╭─ SUPPLIED RECORDS
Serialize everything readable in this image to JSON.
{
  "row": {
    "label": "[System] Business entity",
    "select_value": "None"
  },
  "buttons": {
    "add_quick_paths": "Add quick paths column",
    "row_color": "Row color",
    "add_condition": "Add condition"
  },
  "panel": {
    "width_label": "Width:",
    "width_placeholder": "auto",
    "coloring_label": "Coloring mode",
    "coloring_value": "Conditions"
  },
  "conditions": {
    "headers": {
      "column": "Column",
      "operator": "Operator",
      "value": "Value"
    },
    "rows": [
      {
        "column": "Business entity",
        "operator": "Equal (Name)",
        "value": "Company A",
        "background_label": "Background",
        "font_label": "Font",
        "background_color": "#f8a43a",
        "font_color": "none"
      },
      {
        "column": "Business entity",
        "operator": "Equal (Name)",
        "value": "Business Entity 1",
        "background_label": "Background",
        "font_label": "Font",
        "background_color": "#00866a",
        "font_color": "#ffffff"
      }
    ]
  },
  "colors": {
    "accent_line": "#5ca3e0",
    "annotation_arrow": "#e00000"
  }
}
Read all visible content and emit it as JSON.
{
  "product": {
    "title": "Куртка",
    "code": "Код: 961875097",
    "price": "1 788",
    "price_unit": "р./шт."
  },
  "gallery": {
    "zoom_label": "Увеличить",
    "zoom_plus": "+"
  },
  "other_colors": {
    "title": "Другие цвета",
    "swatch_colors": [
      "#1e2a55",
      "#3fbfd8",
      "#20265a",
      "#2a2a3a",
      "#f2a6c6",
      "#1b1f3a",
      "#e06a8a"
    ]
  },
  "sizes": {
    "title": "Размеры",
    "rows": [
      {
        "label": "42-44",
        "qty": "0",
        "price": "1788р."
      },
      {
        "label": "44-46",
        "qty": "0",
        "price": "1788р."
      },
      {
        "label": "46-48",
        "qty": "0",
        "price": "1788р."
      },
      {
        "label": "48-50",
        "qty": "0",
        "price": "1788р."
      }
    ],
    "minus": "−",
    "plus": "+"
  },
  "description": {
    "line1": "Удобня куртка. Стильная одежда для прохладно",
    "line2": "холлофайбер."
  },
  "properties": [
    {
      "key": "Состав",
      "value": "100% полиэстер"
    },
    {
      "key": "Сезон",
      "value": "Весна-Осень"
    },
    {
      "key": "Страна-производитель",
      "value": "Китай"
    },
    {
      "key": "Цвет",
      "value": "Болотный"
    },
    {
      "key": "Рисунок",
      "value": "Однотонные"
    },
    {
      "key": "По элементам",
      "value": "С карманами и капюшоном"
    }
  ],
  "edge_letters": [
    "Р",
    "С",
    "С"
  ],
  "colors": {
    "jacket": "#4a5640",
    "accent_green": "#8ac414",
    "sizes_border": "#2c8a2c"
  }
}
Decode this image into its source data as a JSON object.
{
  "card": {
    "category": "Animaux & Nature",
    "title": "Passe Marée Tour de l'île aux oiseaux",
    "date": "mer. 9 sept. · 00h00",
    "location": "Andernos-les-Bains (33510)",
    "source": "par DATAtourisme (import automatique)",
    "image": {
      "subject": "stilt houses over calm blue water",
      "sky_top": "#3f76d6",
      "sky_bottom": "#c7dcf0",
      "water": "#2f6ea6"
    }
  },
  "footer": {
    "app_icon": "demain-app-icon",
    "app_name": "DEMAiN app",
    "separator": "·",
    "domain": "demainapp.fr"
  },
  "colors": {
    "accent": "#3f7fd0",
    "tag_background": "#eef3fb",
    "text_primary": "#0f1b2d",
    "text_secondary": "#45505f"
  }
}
╰─
Your task is to retype all the records above with nothing left out.

Serialize everything readable in this image to JSON.
{
  "row": {
    "label": "[System] Business entity",
    "select_value": "None"
  },
  "buttons": {
    "add_quick_paths": "Add quick paths column",
    "row_color": "Row color",
    "add_condition": "Add condition"
  },
  "panel": {
    "width_label": "Width:",
    "width_placeholder": "auto",
    "coloring_label": "Coloring mode",
    "coloring_value": "Conditions"
  },
  "conditions": {
    "headers": {
      "column": "Column",
      "operator": "Operator",
      "value": "Value"
    },
    "rows": [
      {
        "column": "Business entity",
        "operator": "Equal (Name)",
        "value": "Company A",
        "background_label": "Background",
        "font_label": "Font",
        "background_color": "#f8a43a",
        "font_color": "none"
      },
      {
        "column": "Business entity",
        "operator": "Equal (Name)",
        "value": "Business Entity 1",
        "background_label": "Background",
        "font_label": "Font",
        "background_color": "#00866a",
        "font_color": "#ffffff"
      }
    ]
  },
  "colors": {
    "accent_line": "#5ca3e0",
    "annotation_arrow": "#e00000"
  }
}
Read all visible content and emit it as JSON.
{
  "product": {
    "title": "Куртка",
    "code": "Код: 961875097",
    "price": "1 788",
    "price_unit": "р./шт."
  },
  "gallery": {
    "zoom_label": "Увеличить",
    "zoom_plus": "+"
  },
  "other_colors": {
    "title": "Другие цвета",
    "swatch_colors": [
      "#1e2a55",
      "#3fbfd8",
      "#20265a",
      "#2a2a3a",
      "#f2a6c6",
      "#1b1f3a",
      "#e06a8a"
    ]
  },
  "sizes": {
    "title": "Размеры",
    "rows": [
      {
        "label": "42-44",
        "qty": "0",
        "price": "1788р."
      },
      {
        "label": "44-46",
        "qty": "0",
        "price": "1788р."
      },
      {
        "label": "46-48",
        "qty": "0",
        "price": "1788р."
      },
      {
        "label": "48-50",
        "qty": "0",
        "price": "1788р."
      }
    ],
    "minus": "−",
    "plus": "+"
  },
  "description": {
    "line1": "Удобня куртка. Стильная одежда для прохладно",
    "line2": "холлофайбер."
  },
  "properties": [
    {
      "key": "Состав",
      "value": "100% полиэстер"
    },
    {
      "key": "Сезон",
      "value": "Весна-Осень"
    },
    {
      "key": "Страна-производитель",
      "value": "Китай"
    },
    {
      "key": "Цвет",
      "value": "Болотный"
    },
    {
      "key": "Рисунок",
      "value": "Однотонные"
    },
    {
      "key": "По элементам",
      "value": "С карманами и капюшоном"
    }
  ],
  "edge_letters": [
    "Р",
    "С",
    "С"
  ],
  "colors": {
    "jacket": "#4a5640",
    "accent_green": "#8ac414",
    "sizes_border": "#2c8a2c"
  }
}
Decode this image into its source data as a JSON object.
{
  "card": {
    "category": "Animaux & Nature",
    "title": "Passe Marée Tour de l'île aux oiseaux",
    "date": "mer. 9 sept. · 00h00",
    "location": "Andernos-les-Bains (33510)",
    "source": "par DATAtourisme (import automatique)",
    "image": {
      "subject": "stilt houses over calm blue water",
      "sky_top": "#3f76d6",
      "sky_bottom": "#c7dcf0",
      "water": "#2f6ea6"
    }
  },
  "footer": {
    "app_icon": "demain-app-icon",
    "app_name": "DEMAiN app",
    "separator": "·",
    "domain": "demainapp.fr"
  },
  "colors": {
    "accent": "#3f7fd0",
    "tag_background": "#eef3fb",
    "text_primary": "#0f1b2d",
    "text_secondary": "#45505f"
  }
}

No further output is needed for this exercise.